* [STATED TASK]
Pick out each line of the records in which the word "female" appears.

(Records from a dataset)
--------

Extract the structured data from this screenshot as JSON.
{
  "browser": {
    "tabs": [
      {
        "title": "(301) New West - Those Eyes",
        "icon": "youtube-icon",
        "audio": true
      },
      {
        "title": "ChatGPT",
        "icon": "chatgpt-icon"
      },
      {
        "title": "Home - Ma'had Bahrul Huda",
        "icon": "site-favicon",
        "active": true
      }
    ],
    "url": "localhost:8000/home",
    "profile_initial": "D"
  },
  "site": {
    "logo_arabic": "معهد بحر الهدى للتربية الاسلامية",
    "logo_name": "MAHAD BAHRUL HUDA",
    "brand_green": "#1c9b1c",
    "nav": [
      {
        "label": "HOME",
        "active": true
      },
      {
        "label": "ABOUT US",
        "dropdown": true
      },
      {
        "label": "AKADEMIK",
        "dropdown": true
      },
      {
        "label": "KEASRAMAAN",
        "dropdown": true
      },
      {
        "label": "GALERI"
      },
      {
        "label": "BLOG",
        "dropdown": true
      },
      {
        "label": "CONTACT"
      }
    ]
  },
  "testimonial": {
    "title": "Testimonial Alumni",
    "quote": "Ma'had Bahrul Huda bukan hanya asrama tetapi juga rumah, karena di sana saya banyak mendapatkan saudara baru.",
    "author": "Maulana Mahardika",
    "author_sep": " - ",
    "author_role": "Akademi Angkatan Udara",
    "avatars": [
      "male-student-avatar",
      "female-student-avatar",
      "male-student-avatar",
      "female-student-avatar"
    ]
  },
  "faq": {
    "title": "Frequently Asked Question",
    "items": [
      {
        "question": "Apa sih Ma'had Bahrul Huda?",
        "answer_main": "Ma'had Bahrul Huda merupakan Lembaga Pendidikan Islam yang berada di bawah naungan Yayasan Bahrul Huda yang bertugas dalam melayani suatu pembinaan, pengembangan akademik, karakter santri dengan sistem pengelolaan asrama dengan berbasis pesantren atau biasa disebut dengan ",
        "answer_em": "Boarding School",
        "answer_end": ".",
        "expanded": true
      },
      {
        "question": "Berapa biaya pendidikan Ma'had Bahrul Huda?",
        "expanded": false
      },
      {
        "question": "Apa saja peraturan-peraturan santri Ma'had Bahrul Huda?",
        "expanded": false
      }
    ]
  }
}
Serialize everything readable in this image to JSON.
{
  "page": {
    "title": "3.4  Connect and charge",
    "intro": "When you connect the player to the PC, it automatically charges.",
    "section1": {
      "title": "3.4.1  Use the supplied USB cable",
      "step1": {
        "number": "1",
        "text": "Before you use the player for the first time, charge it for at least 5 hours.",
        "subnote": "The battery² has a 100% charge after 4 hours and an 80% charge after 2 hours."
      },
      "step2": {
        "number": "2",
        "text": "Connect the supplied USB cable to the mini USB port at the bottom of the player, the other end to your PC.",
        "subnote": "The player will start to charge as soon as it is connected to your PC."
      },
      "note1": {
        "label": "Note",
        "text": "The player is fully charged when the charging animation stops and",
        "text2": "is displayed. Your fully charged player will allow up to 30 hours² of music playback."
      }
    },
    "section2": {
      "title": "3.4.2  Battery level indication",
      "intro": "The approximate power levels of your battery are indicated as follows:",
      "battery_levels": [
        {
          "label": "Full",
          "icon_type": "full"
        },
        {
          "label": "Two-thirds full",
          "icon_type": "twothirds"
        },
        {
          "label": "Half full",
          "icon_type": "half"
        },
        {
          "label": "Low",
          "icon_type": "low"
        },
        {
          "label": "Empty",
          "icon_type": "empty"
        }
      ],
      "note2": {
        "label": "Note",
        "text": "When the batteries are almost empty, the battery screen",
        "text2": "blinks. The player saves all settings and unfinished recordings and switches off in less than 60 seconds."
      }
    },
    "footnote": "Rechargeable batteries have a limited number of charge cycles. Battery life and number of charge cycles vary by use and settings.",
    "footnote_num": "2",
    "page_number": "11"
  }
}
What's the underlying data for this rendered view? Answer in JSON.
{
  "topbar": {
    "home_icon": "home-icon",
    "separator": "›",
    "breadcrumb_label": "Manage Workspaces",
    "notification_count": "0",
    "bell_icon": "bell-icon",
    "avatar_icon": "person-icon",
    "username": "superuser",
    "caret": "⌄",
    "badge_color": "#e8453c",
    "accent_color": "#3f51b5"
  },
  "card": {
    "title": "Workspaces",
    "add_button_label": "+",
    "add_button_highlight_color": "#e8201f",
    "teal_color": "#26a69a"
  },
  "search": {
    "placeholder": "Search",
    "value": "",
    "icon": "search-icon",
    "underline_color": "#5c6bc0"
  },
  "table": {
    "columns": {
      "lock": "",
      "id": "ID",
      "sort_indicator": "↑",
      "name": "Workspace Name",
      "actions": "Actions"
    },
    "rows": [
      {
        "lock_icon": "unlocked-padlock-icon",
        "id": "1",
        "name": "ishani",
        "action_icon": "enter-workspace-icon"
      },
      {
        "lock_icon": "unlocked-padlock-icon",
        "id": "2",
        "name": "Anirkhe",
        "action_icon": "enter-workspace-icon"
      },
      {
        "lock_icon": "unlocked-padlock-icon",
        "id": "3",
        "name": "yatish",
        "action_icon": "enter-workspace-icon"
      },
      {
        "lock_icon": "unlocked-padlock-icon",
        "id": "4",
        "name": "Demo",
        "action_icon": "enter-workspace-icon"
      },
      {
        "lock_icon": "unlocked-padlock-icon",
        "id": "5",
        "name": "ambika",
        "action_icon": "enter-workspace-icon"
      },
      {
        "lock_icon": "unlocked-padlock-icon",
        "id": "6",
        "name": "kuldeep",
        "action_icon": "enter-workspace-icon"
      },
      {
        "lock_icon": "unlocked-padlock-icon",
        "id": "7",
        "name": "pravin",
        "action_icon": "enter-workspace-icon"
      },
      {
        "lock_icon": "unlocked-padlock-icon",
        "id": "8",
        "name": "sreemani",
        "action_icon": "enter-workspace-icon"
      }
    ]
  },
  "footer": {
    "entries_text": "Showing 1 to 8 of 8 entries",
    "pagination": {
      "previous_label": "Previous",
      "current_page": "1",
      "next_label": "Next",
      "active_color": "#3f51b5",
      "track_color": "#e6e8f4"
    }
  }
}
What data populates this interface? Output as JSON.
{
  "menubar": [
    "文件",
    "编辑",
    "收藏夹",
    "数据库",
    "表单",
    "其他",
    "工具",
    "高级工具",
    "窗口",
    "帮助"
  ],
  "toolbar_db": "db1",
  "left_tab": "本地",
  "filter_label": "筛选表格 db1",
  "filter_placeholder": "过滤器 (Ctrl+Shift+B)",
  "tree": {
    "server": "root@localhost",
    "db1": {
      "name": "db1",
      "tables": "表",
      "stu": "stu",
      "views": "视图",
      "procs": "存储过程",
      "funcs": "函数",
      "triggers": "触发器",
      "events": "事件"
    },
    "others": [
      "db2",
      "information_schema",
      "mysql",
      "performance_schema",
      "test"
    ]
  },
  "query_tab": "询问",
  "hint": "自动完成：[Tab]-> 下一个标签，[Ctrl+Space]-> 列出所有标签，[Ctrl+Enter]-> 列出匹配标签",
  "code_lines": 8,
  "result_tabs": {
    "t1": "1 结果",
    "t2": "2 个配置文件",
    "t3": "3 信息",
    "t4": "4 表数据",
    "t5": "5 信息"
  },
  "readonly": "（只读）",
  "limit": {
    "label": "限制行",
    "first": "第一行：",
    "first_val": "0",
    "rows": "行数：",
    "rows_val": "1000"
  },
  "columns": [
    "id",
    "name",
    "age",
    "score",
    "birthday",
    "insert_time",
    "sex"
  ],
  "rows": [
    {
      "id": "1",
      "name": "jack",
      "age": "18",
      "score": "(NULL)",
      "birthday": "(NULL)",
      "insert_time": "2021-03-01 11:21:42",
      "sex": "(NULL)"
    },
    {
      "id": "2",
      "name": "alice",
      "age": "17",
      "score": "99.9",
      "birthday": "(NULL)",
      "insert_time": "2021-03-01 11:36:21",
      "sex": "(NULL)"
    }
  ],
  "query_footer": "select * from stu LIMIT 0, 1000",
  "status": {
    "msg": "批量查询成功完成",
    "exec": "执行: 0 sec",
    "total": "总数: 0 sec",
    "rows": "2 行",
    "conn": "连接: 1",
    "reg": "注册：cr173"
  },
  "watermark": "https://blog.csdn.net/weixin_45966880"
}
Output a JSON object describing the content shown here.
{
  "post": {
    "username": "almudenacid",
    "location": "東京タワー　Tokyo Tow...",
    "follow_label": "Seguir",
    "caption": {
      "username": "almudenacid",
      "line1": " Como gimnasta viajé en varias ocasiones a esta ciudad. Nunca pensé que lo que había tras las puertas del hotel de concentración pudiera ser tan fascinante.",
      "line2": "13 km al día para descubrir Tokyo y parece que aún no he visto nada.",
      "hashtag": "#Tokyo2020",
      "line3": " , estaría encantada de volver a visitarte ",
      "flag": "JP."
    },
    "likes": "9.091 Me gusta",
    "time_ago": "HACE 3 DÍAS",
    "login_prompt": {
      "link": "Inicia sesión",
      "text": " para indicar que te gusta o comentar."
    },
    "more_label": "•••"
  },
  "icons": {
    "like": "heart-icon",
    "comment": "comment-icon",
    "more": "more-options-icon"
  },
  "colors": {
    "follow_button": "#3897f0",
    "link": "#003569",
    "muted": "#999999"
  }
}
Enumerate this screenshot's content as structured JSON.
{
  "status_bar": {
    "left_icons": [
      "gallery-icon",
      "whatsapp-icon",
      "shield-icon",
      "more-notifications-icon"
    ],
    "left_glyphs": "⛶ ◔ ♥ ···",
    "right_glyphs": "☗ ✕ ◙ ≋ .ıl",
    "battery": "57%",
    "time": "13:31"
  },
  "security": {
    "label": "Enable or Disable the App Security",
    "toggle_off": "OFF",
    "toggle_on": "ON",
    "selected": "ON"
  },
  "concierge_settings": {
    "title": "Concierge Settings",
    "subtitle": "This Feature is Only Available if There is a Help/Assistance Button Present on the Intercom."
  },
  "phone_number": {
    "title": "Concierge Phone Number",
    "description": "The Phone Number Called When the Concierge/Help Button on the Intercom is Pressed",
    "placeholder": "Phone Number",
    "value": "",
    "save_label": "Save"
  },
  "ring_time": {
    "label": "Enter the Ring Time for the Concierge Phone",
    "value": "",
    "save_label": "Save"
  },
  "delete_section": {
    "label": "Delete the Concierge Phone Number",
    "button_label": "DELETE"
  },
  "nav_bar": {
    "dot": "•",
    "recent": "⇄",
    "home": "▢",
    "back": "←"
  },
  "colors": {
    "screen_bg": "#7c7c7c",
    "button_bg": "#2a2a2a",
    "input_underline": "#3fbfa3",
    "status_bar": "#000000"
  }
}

--------

* [TASK OUTPUT]
      "female-student-avatar",
      "female-student-avatar"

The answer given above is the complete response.